Entries with figure data:

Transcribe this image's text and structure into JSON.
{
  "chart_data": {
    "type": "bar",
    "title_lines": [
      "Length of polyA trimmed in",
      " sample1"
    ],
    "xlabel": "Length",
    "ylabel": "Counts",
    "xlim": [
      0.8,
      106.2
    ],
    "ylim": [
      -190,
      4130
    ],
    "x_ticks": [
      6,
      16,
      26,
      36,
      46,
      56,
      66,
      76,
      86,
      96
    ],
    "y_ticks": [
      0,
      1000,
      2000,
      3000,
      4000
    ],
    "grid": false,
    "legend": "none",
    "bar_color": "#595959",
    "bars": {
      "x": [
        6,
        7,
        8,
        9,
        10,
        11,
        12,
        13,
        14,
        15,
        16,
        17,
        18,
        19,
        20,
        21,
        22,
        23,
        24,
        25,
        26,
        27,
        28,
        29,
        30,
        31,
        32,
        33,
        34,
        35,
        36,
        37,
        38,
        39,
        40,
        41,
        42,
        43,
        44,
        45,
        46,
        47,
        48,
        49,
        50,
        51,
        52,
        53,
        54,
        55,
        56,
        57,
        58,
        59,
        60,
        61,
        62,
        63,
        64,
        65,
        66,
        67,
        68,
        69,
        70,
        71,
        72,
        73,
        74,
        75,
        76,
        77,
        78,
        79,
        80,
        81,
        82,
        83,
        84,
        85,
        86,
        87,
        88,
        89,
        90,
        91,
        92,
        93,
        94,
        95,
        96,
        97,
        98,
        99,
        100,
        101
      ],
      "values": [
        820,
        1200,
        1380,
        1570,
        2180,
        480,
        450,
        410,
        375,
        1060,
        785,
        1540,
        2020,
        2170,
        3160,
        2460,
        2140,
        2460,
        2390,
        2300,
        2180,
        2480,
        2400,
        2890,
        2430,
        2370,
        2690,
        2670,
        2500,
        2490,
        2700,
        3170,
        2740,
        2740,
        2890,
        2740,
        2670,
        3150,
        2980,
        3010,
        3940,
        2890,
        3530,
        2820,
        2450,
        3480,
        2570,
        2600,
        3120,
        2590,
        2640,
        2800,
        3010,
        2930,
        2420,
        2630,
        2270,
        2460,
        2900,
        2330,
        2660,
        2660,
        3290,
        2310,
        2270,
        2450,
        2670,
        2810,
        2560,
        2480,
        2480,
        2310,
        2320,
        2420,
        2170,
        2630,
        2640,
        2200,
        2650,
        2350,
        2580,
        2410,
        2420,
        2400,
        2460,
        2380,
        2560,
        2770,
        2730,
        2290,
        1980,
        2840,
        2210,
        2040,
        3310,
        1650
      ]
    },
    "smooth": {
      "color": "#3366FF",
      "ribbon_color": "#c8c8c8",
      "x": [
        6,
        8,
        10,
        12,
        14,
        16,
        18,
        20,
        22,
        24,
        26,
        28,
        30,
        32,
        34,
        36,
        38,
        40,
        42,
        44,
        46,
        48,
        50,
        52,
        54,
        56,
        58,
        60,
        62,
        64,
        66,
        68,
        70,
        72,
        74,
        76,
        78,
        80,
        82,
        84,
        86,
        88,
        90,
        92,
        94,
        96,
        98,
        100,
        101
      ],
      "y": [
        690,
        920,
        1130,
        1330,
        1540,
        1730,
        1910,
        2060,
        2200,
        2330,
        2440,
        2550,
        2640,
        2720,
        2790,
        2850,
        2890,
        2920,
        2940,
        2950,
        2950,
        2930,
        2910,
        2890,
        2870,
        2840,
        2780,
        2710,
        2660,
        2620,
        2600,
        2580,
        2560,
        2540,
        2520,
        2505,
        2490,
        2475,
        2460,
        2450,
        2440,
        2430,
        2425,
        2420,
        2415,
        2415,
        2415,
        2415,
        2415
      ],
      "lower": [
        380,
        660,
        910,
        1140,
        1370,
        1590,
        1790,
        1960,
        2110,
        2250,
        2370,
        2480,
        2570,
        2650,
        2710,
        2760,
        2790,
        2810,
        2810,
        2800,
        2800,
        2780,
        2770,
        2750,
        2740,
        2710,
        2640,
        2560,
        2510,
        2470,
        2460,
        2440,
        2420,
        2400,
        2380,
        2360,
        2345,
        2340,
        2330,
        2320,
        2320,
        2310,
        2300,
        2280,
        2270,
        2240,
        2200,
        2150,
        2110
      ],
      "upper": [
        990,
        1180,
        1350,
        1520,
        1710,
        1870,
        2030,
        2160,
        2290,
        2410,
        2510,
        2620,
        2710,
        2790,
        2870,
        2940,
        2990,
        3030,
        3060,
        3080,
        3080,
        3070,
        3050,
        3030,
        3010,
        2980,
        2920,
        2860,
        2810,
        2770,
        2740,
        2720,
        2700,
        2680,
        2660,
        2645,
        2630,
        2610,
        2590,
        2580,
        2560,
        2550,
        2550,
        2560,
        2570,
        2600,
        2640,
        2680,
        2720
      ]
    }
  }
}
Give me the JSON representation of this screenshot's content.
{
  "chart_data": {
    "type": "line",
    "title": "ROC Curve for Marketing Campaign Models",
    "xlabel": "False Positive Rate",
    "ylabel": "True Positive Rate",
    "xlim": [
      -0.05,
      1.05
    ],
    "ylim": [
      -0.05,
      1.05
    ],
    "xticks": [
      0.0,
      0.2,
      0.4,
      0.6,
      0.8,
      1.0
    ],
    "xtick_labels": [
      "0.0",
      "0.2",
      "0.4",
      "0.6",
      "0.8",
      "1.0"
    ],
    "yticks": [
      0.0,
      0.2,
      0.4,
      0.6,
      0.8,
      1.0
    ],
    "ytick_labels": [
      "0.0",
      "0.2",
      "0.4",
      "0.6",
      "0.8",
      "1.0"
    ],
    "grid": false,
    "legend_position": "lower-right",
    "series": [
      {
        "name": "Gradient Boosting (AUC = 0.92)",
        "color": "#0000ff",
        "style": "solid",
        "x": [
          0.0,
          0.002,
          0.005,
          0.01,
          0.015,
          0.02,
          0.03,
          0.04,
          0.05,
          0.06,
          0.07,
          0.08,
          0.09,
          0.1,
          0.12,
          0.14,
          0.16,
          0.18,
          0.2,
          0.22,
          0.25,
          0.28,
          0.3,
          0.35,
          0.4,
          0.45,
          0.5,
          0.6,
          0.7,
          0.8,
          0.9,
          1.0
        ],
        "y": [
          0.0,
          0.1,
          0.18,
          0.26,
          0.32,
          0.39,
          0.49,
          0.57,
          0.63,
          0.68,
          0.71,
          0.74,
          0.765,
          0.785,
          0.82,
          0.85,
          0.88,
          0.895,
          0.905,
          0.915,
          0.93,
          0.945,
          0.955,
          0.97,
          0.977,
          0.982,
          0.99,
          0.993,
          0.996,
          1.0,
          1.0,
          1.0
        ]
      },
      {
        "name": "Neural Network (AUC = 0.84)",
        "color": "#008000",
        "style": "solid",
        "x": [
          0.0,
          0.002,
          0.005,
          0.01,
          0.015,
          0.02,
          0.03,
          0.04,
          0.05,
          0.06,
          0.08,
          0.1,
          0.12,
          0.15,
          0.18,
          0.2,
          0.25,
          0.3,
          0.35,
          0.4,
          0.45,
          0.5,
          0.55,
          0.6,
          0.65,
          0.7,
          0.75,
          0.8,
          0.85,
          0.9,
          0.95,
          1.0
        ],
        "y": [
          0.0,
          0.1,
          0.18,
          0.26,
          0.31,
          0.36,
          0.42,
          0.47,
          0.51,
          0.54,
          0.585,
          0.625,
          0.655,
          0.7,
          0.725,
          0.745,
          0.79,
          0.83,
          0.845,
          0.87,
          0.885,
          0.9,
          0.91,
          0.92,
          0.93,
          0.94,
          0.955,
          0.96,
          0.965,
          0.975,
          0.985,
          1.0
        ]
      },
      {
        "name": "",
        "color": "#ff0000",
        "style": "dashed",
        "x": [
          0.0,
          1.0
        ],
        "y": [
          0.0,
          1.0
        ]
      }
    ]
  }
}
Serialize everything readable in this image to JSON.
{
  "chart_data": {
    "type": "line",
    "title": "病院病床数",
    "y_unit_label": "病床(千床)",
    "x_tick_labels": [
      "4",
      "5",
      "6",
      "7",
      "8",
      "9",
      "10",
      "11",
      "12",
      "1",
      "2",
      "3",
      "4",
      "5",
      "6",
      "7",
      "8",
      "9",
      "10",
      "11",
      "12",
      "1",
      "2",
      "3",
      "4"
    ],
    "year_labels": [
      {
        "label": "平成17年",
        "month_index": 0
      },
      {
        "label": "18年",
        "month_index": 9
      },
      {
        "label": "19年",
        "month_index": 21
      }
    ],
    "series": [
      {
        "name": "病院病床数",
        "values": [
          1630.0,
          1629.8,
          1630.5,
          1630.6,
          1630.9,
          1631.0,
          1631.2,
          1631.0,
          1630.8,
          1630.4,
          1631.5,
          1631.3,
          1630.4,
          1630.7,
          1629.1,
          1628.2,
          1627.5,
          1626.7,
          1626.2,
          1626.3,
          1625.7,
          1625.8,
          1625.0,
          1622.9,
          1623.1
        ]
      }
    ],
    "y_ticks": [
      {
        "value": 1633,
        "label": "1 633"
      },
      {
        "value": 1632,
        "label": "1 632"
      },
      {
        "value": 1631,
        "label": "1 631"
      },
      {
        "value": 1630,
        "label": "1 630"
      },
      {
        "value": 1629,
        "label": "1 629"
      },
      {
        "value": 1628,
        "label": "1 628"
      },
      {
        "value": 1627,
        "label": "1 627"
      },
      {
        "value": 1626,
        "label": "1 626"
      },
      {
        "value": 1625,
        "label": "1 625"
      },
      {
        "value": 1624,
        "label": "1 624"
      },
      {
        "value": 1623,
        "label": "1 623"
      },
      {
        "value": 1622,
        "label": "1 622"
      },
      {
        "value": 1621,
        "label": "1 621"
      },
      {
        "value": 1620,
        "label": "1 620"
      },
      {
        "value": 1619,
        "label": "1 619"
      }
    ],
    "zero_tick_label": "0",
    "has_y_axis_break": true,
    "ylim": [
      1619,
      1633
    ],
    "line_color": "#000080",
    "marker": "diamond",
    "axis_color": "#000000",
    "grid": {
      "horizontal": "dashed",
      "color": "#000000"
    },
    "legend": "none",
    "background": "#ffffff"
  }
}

* Your task: Extract from the data every line where "ylabel" shows up.

* Exercise solution:
    "ylabel": "Counts",
    "ylabel": "True Positive Rate",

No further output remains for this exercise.